Items from a dataset

+ + + +

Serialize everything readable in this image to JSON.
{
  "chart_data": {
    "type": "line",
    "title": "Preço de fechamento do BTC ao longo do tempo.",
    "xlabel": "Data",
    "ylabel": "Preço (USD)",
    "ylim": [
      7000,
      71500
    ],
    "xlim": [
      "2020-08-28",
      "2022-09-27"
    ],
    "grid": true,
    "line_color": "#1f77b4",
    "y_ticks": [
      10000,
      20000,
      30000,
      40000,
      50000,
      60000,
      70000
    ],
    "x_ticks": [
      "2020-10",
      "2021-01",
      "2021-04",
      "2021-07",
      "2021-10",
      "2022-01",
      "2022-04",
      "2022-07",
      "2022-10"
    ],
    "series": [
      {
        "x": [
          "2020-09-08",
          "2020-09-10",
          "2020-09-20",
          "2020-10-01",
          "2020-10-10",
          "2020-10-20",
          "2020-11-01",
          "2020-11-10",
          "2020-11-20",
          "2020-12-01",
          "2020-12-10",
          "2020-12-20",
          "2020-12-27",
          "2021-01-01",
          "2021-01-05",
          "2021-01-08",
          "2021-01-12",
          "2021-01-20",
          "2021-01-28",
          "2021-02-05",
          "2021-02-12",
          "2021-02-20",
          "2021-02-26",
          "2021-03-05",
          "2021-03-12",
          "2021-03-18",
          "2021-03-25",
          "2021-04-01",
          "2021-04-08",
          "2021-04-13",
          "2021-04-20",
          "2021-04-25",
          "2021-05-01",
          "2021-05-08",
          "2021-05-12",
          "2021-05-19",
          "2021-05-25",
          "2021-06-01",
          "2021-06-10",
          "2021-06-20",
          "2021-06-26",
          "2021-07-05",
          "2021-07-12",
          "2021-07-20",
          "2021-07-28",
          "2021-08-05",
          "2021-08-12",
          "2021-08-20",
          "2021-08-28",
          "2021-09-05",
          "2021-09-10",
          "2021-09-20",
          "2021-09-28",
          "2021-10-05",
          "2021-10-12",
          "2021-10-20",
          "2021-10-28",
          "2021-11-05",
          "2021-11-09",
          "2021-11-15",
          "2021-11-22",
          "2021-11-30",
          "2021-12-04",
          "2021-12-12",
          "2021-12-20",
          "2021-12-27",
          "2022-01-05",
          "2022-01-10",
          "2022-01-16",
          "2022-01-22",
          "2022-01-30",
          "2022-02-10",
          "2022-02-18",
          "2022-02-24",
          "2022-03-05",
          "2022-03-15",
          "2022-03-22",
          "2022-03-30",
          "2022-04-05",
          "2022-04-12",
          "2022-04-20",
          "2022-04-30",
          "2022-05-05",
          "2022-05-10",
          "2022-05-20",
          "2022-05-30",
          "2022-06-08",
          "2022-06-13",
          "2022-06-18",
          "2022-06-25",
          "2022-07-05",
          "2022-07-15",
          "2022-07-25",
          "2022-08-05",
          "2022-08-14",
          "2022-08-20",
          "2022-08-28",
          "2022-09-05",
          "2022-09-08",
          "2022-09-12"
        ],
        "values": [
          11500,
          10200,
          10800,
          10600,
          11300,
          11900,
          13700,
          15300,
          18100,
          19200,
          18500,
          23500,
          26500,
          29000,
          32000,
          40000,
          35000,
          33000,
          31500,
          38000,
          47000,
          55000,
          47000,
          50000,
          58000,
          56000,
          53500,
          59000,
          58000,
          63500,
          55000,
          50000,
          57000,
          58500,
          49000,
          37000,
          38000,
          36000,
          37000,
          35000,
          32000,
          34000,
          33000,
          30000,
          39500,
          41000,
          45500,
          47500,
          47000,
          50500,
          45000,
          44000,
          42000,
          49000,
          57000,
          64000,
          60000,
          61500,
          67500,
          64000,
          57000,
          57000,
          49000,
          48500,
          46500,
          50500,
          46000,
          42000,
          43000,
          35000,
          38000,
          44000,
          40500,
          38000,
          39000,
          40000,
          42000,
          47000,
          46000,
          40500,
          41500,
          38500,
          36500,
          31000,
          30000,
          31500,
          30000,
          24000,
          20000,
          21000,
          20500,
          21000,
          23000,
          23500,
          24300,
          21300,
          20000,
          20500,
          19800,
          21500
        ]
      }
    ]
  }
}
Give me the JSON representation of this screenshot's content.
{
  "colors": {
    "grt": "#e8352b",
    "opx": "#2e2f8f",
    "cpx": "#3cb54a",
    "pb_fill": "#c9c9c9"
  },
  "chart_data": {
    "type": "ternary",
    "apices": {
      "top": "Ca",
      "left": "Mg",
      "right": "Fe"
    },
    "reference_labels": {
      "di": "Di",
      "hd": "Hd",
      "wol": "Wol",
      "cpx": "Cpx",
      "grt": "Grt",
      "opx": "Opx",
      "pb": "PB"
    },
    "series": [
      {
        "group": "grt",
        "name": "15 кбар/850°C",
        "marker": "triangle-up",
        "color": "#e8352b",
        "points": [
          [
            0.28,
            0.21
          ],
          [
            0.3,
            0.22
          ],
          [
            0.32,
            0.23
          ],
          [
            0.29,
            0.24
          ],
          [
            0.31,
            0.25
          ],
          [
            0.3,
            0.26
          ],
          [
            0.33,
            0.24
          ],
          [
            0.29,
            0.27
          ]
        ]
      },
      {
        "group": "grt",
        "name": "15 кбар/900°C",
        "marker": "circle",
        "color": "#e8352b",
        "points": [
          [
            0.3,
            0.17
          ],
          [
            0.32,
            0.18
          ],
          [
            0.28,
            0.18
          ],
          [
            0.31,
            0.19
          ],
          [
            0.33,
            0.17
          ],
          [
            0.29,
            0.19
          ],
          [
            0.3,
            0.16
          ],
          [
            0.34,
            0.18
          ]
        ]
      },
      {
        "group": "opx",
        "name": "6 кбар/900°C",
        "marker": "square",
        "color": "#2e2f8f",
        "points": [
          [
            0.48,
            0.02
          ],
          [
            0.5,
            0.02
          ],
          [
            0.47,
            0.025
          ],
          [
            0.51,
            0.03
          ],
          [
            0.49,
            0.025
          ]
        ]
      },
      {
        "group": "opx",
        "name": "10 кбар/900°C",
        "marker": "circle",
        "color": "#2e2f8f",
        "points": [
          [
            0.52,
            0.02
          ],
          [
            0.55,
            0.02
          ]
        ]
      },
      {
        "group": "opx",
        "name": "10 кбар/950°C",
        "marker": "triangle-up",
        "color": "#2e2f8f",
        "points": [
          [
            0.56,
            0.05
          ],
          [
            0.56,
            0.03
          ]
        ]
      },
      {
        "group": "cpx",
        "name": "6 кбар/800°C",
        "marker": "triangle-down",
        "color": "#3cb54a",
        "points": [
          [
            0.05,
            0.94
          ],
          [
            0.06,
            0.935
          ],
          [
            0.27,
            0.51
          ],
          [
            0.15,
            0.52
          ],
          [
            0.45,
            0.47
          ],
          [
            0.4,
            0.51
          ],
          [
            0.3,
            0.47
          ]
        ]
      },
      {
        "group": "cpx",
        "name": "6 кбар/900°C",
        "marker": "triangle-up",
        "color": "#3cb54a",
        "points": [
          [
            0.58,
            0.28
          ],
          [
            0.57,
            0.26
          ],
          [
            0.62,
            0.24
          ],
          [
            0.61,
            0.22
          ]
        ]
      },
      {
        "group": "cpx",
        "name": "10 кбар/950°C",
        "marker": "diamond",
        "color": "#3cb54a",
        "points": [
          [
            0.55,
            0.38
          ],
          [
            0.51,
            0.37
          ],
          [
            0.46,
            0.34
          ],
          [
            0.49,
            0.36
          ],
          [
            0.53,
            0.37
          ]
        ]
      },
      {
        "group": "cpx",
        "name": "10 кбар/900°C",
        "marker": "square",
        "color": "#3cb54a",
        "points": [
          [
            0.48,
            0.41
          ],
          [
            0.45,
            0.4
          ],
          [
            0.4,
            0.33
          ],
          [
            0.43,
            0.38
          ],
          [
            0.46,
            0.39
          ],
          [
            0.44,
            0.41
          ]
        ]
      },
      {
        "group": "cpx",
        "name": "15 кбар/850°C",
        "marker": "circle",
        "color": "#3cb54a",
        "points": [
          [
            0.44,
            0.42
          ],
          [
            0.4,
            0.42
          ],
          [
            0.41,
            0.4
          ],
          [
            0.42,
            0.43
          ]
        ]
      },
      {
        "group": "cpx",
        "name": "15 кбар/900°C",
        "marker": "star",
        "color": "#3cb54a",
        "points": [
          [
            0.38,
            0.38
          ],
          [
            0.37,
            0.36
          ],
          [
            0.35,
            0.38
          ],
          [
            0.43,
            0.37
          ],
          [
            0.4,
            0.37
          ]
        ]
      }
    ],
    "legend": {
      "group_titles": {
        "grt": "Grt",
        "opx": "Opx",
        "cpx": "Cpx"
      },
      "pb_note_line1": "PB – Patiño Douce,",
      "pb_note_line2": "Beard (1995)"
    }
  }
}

+ + + +

WHAT IS EXPECTED —
Provide the number of lines containing the string "JSON", with no other output.

RESULT OF THE TASK —
2